- _STATED EXERCISE_
Present every line in which the string "Front" appears.

- _DATA ROWS_
----------
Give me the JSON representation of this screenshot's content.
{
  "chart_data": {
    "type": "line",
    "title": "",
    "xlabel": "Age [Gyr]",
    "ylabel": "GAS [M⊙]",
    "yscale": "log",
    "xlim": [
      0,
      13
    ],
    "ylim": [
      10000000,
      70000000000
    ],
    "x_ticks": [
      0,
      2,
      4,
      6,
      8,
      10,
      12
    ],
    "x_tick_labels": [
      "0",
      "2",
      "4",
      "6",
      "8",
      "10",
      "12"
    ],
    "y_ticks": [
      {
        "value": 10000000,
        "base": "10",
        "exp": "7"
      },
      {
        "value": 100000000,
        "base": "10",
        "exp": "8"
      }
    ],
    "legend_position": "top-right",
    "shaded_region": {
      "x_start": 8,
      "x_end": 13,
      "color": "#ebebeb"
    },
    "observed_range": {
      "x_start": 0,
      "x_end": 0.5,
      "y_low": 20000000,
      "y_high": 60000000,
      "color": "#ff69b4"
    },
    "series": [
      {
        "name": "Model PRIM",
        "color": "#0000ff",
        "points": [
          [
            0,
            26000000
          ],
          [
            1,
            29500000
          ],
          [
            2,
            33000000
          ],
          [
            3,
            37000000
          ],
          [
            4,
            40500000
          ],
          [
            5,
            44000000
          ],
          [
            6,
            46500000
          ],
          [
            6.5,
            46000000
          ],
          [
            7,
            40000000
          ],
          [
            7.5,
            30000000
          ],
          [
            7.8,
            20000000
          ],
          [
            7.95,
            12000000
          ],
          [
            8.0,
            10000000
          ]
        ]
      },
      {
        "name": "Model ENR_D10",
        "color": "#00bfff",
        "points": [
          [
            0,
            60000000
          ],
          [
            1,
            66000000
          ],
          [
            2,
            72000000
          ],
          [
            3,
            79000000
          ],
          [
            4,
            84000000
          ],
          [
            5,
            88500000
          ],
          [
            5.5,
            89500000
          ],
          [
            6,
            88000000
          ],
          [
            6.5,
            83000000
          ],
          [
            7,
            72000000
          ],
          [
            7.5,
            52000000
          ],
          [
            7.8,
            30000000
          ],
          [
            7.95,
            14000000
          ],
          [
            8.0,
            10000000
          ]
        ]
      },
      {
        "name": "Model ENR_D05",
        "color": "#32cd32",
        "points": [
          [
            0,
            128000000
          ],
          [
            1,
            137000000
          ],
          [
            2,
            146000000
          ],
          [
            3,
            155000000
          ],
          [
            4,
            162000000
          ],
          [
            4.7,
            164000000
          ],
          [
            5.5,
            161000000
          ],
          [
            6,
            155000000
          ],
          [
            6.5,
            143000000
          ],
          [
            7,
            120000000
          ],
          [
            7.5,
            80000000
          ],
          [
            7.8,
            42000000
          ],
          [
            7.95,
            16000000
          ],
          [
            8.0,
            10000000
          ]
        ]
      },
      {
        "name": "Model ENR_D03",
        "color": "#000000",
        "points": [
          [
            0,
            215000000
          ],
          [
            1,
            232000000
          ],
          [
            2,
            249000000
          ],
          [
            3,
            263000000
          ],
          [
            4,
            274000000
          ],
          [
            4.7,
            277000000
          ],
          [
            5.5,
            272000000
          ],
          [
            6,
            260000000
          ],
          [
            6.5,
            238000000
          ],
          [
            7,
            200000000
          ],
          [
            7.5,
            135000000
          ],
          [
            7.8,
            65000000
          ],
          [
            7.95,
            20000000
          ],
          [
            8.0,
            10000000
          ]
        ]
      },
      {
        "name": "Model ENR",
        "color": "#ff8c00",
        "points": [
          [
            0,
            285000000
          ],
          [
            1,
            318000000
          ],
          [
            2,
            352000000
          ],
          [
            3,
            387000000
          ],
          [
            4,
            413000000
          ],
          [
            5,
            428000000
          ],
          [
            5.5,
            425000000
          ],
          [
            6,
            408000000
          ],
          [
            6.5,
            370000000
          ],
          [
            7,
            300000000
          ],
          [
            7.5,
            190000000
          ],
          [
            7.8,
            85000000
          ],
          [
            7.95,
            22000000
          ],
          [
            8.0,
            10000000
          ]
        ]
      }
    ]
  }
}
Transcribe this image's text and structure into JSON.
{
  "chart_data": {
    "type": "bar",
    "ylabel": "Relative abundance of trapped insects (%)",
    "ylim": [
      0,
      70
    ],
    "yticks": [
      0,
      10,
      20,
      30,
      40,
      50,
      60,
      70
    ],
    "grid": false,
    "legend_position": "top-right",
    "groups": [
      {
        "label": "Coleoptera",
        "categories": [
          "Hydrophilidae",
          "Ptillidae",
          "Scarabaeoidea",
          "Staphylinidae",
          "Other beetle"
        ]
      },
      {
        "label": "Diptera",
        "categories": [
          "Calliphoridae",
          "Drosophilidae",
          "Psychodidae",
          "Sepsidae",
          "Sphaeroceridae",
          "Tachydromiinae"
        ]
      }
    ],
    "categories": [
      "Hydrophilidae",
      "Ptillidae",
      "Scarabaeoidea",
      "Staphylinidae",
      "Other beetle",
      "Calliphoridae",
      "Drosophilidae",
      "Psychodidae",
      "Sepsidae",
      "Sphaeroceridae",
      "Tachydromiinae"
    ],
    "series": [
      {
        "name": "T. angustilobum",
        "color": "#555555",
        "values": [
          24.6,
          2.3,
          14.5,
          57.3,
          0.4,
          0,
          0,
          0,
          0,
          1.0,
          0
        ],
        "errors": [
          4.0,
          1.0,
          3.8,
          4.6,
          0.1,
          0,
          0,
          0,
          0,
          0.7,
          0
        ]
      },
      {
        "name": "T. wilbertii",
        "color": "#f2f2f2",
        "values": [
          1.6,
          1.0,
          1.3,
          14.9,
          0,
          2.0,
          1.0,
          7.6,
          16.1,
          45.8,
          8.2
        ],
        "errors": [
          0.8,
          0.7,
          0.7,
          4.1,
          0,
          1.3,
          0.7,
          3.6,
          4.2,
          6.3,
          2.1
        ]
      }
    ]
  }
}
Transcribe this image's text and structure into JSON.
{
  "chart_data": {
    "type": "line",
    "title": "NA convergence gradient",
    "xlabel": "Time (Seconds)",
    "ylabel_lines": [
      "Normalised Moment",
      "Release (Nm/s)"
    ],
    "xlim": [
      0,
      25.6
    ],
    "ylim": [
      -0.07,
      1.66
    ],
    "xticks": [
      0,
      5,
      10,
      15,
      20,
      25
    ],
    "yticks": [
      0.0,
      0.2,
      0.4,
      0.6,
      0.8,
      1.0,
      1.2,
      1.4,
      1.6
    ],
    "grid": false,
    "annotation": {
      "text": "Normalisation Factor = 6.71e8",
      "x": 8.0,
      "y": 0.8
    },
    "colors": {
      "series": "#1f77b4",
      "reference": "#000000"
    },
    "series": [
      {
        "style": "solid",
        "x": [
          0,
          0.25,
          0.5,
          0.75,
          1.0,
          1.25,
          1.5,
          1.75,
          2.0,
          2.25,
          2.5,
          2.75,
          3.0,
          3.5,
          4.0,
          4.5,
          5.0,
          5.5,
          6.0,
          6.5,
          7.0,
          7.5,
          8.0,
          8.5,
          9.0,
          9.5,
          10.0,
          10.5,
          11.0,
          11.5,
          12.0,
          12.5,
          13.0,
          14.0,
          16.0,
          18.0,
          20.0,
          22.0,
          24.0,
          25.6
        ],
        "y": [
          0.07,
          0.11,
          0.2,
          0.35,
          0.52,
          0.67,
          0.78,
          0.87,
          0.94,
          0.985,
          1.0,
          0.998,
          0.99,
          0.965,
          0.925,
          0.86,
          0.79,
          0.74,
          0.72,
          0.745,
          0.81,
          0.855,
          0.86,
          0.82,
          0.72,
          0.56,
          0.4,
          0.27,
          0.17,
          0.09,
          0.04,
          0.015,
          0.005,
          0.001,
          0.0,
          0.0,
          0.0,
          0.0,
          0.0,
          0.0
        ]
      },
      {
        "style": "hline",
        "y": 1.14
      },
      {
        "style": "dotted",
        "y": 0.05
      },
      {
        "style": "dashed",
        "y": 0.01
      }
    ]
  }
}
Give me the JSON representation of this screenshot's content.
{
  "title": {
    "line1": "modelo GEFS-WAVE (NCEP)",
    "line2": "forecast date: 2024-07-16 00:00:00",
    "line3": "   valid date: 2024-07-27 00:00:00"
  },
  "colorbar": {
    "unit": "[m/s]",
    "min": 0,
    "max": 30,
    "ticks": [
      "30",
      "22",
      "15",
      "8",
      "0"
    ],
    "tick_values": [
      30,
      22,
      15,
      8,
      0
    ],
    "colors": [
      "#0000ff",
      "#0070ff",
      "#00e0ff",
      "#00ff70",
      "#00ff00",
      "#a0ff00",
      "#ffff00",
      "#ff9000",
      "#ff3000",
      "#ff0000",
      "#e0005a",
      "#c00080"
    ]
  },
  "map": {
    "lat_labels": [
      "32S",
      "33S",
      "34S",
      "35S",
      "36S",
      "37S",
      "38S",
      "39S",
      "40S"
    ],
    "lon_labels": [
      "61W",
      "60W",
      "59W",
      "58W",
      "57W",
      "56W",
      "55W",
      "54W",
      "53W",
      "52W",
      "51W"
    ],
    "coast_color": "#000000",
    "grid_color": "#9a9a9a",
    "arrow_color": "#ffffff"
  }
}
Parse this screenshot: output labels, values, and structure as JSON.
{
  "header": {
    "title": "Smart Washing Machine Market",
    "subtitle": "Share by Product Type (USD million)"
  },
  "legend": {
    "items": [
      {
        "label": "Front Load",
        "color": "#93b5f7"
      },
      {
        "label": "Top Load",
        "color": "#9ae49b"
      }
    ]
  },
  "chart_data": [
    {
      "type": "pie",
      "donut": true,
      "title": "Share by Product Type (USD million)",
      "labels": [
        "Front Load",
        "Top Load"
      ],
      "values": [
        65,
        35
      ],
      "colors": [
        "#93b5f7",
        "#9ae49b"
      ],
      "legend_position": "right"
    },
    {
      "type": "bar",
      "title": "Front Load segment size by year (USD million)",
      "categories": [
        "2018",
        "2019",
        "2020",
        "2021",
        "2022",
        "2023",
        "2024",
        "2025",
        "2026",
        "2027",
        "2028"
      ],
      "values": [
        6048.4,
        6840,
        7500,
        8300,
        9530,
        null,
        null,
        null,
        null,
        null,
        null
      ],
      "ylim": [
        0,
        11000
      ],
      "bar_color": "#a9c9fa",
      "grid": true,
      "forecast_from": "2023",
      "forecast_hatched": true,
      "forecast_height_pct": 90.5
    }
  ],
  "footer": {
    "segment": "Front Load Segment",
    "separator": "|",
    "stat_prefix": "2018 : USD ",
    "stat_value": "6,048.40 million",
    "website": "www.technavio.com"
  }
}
----------
- _FINISHED TASK_
        "label": "Front Load",
        "Front Load",
      "title": "Front Load segment size by year (USD million)",
    "segment": "Front Load Segment",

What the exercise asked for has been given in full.